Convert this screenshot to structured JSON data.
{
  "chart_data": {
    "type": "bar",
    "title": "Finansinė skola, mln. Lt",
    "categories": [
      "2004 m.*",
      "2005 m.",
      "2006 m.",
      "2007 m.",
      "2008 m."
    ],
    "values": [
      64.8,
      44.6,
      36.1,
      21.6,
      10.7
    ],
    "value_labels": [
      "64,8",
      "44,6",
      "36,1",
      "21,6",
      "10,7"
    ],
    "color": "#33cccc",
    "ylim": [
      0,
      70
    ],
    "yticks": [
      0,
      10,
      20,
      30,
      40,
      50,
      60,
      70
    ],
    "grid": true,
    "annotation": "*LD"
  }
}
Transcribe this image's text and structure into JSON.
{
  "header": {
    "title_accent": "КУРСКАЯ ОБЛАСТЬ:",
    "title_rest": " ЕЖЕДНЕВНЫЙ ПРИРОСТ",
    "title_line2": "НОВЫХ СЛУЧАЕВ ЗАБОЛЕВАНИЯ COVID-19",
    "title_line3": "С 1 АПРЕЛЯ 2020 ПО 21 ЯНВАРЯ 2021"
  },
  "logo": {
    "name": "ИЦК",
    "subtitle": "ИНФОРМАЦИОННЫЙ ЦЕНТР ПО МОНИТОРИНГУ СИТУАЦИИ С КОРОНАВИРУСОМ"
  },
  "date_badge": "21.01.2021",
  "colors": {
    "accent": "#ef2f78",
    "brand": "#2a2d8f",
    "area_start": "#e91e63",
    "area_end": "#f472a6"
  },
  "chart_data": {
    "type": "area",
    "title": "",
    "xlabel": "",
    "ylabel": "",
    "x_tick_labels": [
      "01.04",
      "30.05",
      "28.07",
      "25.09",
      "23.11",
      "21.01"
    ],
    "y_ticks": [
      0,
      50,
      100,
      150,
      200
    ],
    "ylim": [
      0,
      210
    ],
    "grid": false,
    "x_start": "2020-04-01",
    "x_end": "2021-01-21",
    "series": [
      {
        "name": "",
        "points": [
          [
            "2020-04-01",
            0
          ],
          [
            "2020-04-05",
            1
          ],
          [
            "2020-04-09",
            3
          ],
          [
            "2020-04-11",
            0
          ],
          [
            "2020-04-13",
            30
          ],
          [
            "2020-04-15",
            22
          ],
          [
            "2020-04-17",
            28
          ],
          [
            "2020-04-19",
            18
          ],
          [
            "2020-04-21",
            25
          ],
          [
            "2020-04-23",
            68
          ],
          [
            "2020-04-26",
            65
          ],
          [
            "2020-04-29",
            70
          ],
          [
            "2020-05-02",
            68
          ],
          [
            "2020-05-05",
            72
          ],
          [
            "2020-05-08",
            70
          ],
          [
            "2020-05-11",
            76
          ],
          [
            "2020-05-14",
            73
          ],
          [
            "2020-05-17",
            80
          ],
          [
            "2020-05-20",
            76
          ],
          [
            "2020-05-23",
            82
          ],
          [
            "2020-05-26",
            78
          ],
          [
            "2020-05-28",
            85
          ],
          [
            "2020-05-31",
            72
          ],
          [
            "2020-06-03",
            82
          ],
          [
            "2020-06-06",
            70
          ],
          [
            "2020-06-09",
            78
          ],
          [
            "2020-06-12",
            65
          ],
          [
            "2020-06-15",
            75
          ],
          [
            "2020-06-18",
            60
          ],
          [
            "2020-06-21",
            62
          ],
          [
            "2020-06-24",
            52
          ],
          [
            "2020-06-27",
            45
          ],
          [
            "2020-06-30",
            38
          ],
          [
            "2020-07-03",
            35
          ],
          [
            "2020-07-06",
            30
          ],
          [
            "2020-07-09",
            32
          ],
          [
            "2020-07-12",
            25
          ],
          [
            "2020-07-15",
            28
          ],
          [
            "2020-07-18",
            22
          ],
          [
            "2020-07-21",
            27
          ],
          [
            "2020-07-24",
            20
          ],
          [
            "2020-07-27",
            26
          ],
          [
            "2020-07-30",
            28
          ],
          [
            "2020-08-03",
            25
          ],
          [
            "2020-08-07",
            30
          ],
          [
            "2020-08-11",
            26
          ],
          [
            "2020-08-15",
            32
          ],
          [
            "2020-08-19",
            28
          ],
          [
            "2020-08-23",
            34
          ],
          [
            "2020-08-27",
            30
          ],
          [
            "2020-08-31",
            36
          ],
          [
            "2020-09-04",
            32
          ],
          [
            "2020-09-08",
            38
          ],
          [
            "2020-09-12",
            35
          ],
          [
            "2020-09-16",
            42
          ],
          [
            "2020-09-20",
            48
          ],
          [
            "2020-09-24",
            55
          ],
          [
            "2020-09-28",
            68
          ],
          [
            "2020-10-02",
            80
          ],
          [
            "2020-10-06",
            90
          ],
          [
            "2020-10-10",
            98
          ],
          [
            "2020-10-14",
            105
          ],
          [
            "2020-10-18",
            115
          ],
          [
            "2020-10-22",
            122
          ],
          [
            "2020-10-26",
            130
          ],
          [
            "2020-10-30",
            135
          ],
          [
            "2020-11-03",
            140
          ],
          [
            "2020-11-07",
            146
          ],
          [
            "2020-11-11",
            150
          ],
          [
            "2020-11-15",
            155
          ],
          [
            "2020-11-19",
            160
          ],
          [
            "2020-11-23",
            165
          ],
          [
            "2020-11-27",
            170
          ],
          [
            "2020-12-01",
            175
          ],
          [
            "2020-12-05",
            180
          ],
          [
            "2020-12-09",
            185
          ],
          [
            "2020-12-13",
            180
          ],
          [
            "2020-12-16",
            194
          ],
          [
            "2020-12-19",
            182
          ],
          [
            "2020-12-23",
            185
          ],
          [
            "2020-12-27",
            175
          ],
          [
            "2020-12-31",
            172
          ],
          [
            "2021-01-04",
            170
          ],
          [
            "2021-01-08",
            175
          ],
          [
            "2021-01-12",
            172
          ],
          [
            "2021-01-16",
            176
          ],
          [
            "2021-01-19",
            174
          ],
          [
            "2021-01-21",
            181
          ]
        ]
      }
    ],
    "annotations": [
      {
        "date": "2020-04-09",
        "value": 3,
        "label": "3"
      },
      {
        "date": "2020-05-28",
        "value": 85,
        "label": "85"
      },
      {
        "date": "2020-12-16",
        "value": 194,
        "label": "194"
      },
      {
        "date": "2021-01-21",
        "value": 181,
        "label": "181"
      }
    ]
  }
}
....
TASK BRIEF >> Provide an exact reproduction of all the entries shown above.

EXPECTED ANSWER >>
Convert this screenshot to structured JSON data.
{
  "chart_data": {
    "type": "bar",
    "title": "Finansinė skola, mln. Lt",
    "categories": [
      "2004 m.*",
      "2005 m.",
      "2006 m.",
      "2007 m.",
      "2008 m."
    ],
    "values": [
      64.8,
      44.6,
      36.1,
      21.6,
      10.7
    ],
    "value_labels": [
      "64,8",
      "44,6",
      "36,1",
      "21,6",
      "10,7"
    ],
    "color": "#33cccc",
    "ylim": [
      0,
      70
    ],
    "yticks": [
      0,
      10,
      20,
      30,
      40,
      50,
      60,
      70
    ],
    "grid": true,
    "annotation": "*LD"
  }
}
Transcribe this image's text and structure into JSON.
{
  "header": {
    "title_accent": "КУРСКАЯ ОБЛАСТЬ:",
    "title_rest": " ЕЖЕДНЕВНЫЙ ПРИРОСТ",
    "title_line2": "НОВЫХ СЛУЧАЕВ ЗАБОЛЕВАНИЯ COVID-19",
    "title_line3": "С 1 АПРЕЛЯ 2020 ПО 21 ЯНВАРЯ 2021"
  },
  "logo": {
    "name": "ИЦК",
    "subtitle": "ИНФОРМАЦИОННЫЙ ЦЕНТР ПО МОНИТОРИНГУ СИТУАЦИИ С КОРОНАВИРУСОМ"
  },
  "date_badge": "21.01.2021",
  "colors": {
    "accent": "#ef2f78",
    "brand": "#2a2d8f",
    "area_start": "#e91e63",
    "area_end": "#f472a6"
  },
  "chart_data": {
    "type": "area",
    "title": "",
    "xlabel": "",
    "ylabel": "",
    "x_tick_labels": [
      "01.04",
      "30.05",
      "28.07",
      "25.09",
      "23.11",
      "21.01"
    ],
    "y_ticks": [
      0,
      50,
      100,
      150,
      200
    ],
    "ylim": [
      0,
      210
    ],
    "grid": false,
    "x_start": "2020-04-01",
    "x_end": "2021-01-21",
    "series": [
      {
        "name": "",
        "points": [
          [
            "2020-04-01",
            0
          ],
          [
            "2020-04-05",
            1
          ],
          [
            "2020-04-09",
            3
          ],
          [
            "2020-04-11",
            0
          ],
          [
            "2020-04-13",
            30
          ],
          [
            "2020-04-15",
            22
          ],
          [
            "2020-04-17",
            28
          ],
          [
            "2020-04-19",
            18
          ],
          [
            "2020-04-21",
            25
          ],
          [
            "2020-04-23",
            68
          ],
          [
            "2020-04-26",
            65
          ],
          [
            "2020-04-29",
            70
          ],
          [
            "2020-05-02",
            68
          ],
          [
            "2020-05-05",
            72
          ],
          [
            "2020-05-08",
            70
          ],
          [
            "2020-05-11",
            76
          ],
          [
            "2020-05-14",
            73
          ],
          [
            "2020-05-17",
            80
          ],
          [
            "2020-05-20",
            76
          ],
          [
            "2020-05-23",
            82
          ],
          [
            "2020-05-26",
            78
          ],
          [
            "2020-05-28",
            85
          ],
          [
            "2020-05-31",
            72
          ],
          [
            "2020-06-03",
            82
          ],
          [
            "2020-06-06",
            70
          ],
          [
            "2020-06-09",
            78
          ],
          [
            "2020-06-12",
            65
          ],
          [
            "2020-06-15",
            75
          ],
          [
            "2020-06-18",
            60
          ],
          [
            "2020-06-21",
            62
          ],
          [
            "2020-06-24",
            52
          ],
          [
            "2020-06-27",
            45
          ],
          [
            "2020-06-30",
            38
          ],
          [
            "2020-07-03",
            35
          ],
          [
            "2020-07-06",
            30
          ],
          [
            "2020-07-09",
            32
          ],
          [
            "2020-07-12",
            25
          ],
          [
            "2020-07-15",
            28
          ],
          [
            "2020-07-18",
            22
          ],
          [
            "2020-07-21",
            27
          ],
          [
            "2020-07-24",
            20
          ],
          [
            "2020-07-27",
            26
          ],
          [
            "2020-07-30",
            28
          ],
          [
            "2020-08-03",
            25
          ],
          [
            "2020-08-07",
            30
          ],
          [
            "2020-08-11",
            26
          ],
          [
            "2020-08-15",
            32
          ],
          [
            "2020-08-19",
            28
          ],
          [
            "2020-08-23",
            34
          ],
          [
            "2020-08-27",
            30
          ],
          [
            "2020-08-31",
            36
          ],
          [
            "2020-09-04",
            32
          ],
          [
            "2020-09-08",
            38
          ],
          [
            "2020-09-12",
            35
          ],
          [
            "2020-09-16",
            42
          ],
          [
            "2020-09-20",
            48
          ],
          [
            "2020-09-24",
            55
          ],
          [
            "2020-09-28",
            68
          ],
          [
            "2020-10-02",
            80
          ],
          [
            "2020-10-06",
            90
          ],
          [
            "2020-10-10",
            98
          ],
          [
            "2020-10-14",
            105
          ],
          [
            "2020-10-18",
            115
          ],
          [
            "2020-10-22",
            122
          ],
          [
            "2020-10-26",
            130
          ],
          [
            "2020-10-30",
            135
          ],
          [
            "2020-11-03",
            140
          ],
          [
            "2020-11-07",
            146
          ],
          [
            "2020-11-11",
            150
          ],
          [
            "2020-11-15",
            155
          ],
          [
            "2020-11-19",
            160
          ],
          [
            "2020-11-23",
            165
          ],
          [
            "2020-11-27",
            170
          ],
          [
            "2020-12-01",
            175
          ],
          [
            "2020-12-05",
            180
          ],
          [
            "2020-12-09",
            185
          ],
          [
            "2020-12-13",
            180
          ],
          [
            "2020-12-16",
            194
          ],
          [
            "2020-12-19",
            182
          ],
          [
            "2020-12-23",
            185
          ],
          [
            "2020-12-27",
            175
          ],
          [
            "2020-12-31",
            172
          ],
          [
            "2021-01-04",
            170
          ],
          [
            "2021-01-08",
            175
          ],
          [
            "2021-01-12",
            172
          ],
          [
            "2021-01-16",
            176
          ],
          [
            "2021-01-19",
            174
          ],
          [
            "2021-01-21",
            181
          ]
        ]
      }
    ],
    "annotations": [
      {
        "date": "2020-04-09",
        "value": 3,
        "label": "3"
      },
      {
        "date": "2020-05-28",
        "value": 85,
        "label": "85"
      },
      {
        "date": "2020-12-16",
        "value": 194,
        "label": "194"
      },
      {
        "date": "2021-01-21",
        "value": 181,
        "label": "181"
      }
    ]
  }
}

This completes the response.